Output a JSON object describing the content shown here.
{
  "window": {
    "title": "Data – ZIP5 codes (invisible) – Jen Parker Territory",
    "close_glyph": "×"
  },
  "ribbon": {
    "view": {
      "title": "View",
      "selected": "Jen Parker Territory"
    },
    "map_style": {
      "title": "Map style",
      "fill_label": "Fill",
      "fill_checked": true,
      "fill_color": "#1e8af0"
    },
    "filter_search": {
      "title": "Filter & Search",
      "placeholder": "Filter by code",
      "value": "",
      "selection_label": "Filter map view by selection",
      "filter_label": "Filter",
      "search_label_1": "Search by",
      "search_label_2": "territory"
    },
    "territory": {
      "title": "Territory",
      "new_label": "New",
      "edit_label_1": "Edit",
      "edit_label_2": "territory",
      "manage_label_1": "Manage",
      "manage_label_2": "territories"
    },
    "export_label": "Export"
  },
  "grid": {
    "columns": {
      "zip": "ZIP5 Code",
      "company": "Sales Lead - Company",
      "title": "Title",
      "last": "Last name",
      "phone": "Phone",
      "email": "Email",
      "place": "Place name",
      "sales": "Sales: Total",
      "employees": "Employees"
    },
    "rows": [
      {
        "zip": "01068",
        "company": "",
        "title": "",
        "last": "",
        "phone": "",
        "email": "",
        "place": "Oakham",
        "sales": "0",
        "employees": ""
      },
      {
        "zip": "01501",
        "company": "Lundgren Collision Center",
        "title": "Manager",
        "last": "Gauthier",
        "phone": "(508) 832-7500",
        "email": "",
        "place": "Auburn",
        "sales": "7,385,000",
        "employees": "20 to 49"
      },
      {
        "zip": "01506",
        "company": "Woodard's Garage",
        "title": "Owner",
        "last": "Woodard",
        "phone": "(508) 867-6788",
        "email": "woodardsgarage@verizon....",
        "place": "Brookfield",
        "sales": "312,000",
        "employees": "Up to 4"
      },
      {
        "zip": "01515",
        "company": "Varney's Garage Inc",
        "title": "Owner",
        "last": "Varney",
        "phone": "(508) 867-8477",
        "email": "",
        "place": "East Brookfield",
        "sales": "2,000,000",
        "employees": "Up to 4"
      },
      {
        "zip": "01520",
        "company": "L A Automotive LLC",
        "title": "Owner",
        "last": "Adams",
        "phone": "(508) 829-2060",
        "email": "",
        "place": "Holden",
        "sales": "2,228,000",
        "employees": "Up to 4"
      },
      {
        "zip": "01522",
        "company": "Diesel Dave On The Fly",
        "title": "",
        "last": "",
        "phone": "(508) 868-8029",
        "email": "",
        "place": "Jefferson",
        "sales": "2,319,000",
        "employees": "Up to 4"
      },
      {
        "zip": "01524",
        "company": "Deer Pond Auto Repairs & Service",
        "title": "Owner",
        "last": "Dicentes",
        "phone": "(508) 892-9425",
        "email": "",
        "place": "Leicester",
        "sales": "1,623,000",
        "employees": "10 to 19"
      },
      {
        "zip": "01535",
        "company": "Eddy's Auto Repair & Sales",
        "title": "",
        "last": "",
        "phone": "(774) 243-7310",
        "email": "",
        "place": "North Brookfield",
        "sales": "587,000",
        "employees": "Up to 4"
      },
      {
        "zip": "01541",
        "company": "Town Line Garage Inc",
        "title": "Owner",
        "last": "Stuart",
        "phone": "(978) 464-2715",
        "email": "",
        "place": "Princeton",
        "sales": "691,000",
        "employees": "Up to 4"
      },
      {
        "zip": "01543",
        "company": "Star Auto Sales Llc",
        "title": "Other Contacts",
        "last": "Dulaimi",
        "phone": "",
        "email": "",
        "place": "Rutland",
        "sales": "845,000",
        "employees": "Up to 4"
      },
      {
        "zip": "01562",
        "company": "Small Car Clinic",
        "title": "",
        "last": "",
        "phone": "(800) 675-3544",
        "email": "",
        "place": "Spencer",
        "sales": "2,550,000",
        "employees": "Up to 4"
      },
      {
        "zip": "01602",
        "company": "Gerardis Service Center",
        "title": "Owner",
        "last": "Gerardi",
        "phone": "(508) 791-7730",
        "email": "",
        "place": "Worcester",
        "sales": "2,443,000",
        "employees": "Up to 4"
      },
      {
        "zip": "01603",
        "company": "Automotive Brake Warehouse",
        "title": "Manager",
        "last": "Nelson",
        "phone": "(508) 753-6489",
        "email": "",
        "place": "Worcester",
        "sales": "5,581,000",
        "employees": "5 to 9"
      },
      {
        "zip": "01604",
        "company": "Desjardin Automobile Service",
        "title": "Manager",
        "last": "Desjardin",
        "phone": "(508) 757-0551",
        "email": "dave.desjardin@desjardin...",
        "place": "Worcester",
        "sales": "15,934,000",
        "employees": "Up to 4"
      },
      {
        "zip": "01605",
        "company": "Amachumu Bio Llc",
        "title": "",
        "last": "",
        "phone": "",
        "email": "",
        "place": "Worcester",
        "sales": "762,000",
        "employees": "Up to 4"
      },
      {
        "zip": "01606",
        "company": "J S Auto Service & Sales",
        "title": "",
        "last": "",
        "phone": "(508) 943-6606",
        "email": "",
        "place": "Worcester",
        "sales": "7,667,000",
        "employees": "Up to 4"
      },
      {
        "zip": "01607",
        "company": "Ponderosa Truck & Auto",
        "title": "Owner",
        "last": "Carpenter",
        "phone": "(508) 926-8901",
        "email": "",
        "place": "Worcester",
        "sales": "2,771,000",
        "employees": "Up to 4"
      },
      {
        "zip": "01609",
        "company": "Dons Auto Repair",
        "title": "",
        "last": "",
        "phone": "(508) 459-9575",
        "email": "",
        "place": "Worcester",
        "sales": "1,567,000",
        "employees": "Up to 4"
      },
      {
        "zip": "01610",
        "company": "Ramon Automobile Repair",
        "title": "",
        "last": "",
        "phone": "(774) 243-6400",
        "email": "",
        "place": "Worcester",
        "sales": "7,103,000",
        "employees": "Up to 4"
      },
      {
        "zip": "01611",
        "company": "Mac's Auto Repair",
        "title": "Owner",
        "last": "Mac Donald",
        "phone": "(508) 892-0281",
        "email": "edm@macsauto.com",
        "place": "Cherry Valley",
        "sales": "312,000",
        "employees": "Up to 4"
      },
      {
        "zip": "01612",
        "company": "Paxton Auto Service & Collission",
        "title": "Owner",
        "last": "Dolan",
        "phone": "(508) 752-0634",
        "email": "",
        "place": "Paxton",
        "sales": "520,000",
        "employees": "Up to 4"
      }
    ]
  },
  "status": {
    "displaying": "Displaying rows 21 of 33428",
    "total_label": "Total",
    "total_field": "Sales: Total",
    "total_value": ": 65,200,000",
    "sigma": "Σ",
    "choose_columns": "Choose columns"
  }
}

> _Job_:
Write the material out again word for word.

> _Result_:
Output a JSON object describing the content shown here.
{
  "window": {
    "title": "Data – ZIP5 codes (invisible) – Jen Parker Territory",
    "close_glyph": "×"
  },
  "ribbon": {
    "view": {
      "title": "View",
      "selected": "Jen Parker Territory"
    },
    "map_style": {
      "title": "Map style",
      "fill_label": "Fill",
      "fill_checked": true,
      "fill_color": "#1e8af0"
    },
    "filter_search": {
      "title": "Filter & Search",
      "placeholder": "Filter by code",
      "value": "",
      "selection_label": "Filter map view by selection",
      "filter_label": "Filter",
      "search_label_1": "Search by",
      "search_label_2": "territory"
    },
    "territory": {
      "title": "Territory",
      "new_label": "New",
      "edit_label_1": "Edit",
      "edit_label_2": "territory",
      "manage_label_1": "Manage",
      "manage_label_2": "territories"
    },
    "export_label": "Export"
  },
  "grid": {
    "columns": {
      "zip": "ZIP5 Code",
      "company": "Sales Lead - Company",
      "title": "Title",
      "last": "Last name",
      "phone": "Phone",
      "email": "Email",
      "place": "Place name",
      "sales": "Sales: Total",
      "employees": "Employees"
    },
    "rows": [
      {
        "zip": "01068",
        "company": "",
        "title": "",
        "last": "",
        "phone": "",
        "email": "",
        "place": "Oakham",
        "sales": "0",
        "employees": ""
      },
      {
        "zip": "01501",
        "company": "Lundgren Collision Center",
        "title": "Manager",
        "last": "Gauthier",
        "phone": "(508) 832-7500",
        "email": "",
        "place": "Auburn",
        "sales": "7,385,000",
        "employees": "20 to 49"
      },
      {
        "zip": "01506",
        "company": "Woodard's Garage",
        "title": "Owner",
        "last": "Woodard",
        "phone": "(508) 867-6788",
        "email": "woodardsgarage@verizon....",
        "place": "Brookfield",
        "sales": "312,000",
        "employees": "Up to 4"
      },
      {
        "zip": "01515",
        "company": "Varney's Garage Inc",
        "title": "Owner",
        "last": "Varney",
        "phone": "(508) 867-8477",
        "email": "",
        "place": "East Brookfield",
        "sales": "2,000,000",
        "employees": "Up to 4"
      },
      {
        "zip": "01520",
        "company": "L A Automotive LLC",
        "title": "Owner",
        "last": "Adams",
        "phone": "(508) 829-2060",
        "email": "",
        "place": "Holden",
        "sales": "2,228,000",
        "employees": "Up to 4"
      },
      {
        "zip": "01522",
        "company": "Diesel Dave On The Fly",
        "title": "",
        "last": "",
        "phone": "(508) 868-8029",
        "email": "",
        "place": "Jefferson",
        "sales": "2,319,000",
        "employees": "Up to 4"
      },
      {
        "zip": "01524",
        "company": "Deer Pond Auto Repairs & Service",
        "title": "Owner",
        "last": "Dicentes",
        "phone": "(508) 892-9425",
        "email": "",
        "place": "Leicester",
        "sales": "1,623,000",
        "employees": "10 to 19"
      },
      {
        "zip": "01535",
        "company": "Eddy's Auto Repair & Sales",
        "title": "",
        "last": "",
        "phone": "(774) 243-7310",
        "email": "",
        "place": "North Brookfield",
        "sales": "587,000",
        "employees": "Up to 4"
      },
      {
        "zip": "01541",
        "company": "Town Line Garage Inc",
        "title": "Owner",
        "last": "Stuart",
        "phone": "(978) 464-2715",
        "email": "",
        "place": "Princeton",
        "sales": "691,000",
        "employees": "Up to 4"
      },
      {
        "zip": "01543",
        "company": "Star Auto Sales Llc",
        "title": "Other Contacts",
        "last": "Dulaimi",
        "phone": "",
        "email": "",
        "place": "Rutland",
        "sales": "845,000",
        "employees": "Up to 4"
      },
      {
        "zip": "01562",
        "company": "Small Car Clinic",
        "title": "",
        "last": "",
        "phone": "(800) 675-3544",
        "email": "",
        "place": "Spencer",
        "sales": "2,550,000",
        "employees": "Up to 4"
      },
      {
        "zip": "01602",
        "company": "Gerardis Service Center",
        "title": "Owner",
        "last": "Gerardi",
        "phone": "(508) 791-7730",
        "email": "",
        "place": "Worcester",
        "sales": "2,443,000",
        "employees": "Up to 4"
      },
      {
        "zip": "01603",
        "company": "Automotive Brake Warehouse",
        "title": "Manager",
        "last": "Nelson",
        "phone": "(508) 753-6489",
        "email": "",
        "place": "Worcester",
        "sales": "5,581,000",
        "employees": "5 to 9"
      },
      {
        "zip": "01604",
        "company": "Desjardin Automobile Service",
        "title": "Manager",
        "last": "Desjardin",
        "phone": "(508) 757-0551",
        "email": "dave.desjardin@desjardin...",
        "place": "Worcester",
        "sales": "15,934,000",
        "employees": "Up to 4"
      },
      {
        "zip": "01605",
        "company": "Amachumu Bio Llc",
        "title": "",
        "last": "",
        "phone": "",
        "email": "",
        "place": "Worcester",
        "sales": "762,000",
        "employees": "Up to 4"
      },
      {
        "zip": "01606",
        "company": "J S Auto Service & Sales",
        "title": "",
        "last": "",
        "phone": "(508) 943-6606",
        "email": "",
        "place": "Worcester",
        "sales": "7,667,000",
        "employees": "Up to 4"
      },
      {
        "zip": "01607",
        "company": "Ponderosa Truck & Auto",
        "title": "Owner",
        "last": "Carpenter",
        "phone": "(508) 926-8901",
        "email": "",
        "place": "Worcester",
        "sales": "2,771,000",
        "employees": "Up to 4"
      },
      {
        "zip": "01609",
        "company": "Dons Auto Repair",
        "title": "",
        "last": "",
        "phone": "(508) 459-9575",
        "email": "",
        "place": "Worcester",
        "sales": "1,567,000",
        "employees": "Up to 4"
      },
      {
        "zip": "01610",
        "company": "Ramon Automobile Repair",
        "title": "",
        "last": "",
        "phone": "(774) 243-6400",
        "email": "",
        "place": "Worcester",
        "sales": "7,103,000",
        "employees": "Up to 4"
      },
      {
        "zip": "01611",
        "company": "Mac's Auto Repair",
        "title": "Owner",
        "last": "Mac Donald",
        "phone": "(508) 892-0281",
        "email": "edm@macsauto.com",
        "place": "Cherry Valley",
        "sales": "312,000",
        "employees": "Up to 4"
      },
      {
        "zip": "01612",
        "company": "Paxton Auto Service & Collission",
        "title": "Owner",
        "last": "Dolan",
        "phone": "(508) 752-0634",
        "email": "",
        "place": "Paxton",
        "sales": "520,000",
        "employees": "Up to 4"
      }
    ]
  },
  "status": {
    "displaying": "Displaying rows 21 of 33428",
    "total_label": "Total",
    "total_field": "Sales: Total",
    "total_value": ": 65,200,000",
    "sigma": "Σ",
    "choose_columns": "Choose columns"
  }
}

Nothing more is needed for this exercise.